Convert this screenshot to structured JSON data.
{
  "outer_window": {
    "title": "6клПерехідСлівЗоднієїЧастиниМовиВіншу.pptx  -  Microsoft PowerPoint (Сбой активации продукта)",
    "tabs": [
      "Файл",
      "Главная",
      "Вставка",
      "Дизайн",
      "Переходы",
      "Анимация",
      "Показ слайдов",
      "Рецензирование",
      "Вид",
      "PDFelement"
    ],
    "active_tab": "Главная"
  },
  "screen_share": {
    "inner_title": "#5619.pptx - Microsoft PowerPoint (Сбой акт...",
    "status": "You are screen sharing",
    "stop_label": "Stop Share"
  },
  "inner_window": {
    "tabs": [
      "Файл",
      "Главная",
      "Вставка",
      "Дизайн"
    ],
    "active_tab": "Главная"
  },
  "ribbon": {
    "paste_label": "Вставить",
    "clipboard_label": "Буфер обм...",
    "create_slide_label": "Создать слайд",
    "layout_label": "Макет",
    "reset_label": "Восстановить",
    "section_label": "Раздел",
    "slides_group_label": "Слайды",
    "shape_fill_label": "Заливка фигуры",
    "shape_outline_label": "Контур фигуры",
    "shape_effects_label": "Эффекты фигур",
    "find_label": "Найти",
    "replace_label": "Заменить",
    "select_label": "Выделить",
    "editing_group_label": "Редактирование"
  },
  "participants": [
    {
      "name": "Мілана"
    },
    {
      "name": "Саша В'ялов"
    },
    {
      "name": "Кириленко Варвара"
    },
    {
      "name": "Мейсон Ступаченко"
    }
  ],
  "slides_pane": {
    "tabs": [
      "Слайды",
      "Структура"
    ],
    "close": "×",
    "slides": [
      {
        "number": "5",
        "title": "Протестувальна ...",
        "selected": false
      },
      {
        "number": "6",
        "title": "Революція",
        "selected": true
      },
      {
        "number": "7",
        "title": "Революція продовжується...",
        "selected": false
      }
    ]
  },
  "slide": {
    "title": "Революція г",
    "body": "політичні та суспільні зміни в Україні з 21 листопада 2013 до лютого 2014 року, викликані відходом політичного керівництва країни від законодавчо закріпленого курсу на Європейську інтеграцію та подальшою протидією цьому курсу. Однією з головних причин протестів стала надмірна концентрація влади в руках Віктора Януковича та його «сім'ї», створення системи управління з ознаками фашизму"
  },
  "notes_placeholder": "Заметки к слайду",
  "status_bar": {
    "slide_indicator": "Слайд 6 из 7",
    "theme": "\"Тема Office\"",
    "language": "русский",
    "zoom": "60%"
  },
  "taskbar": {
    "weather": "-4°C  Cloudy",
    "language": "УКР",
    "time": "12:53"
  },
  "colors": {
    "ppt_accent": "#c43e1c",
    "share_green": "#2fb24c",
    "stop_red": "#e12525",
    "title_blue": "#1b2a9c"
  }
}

*Work to do*
Collect, from the material above, every line containing the word "pptx".

*Solution below*
    "title": "6клПерехідСлівЗоднієїЧастиниМовиВіншу.pptx  -  Microsoft PowerPoint (Сбой активации продукта)",
    "inner_title": "#5619.pptx - Microsoft PowerPoint (Сбой акт...",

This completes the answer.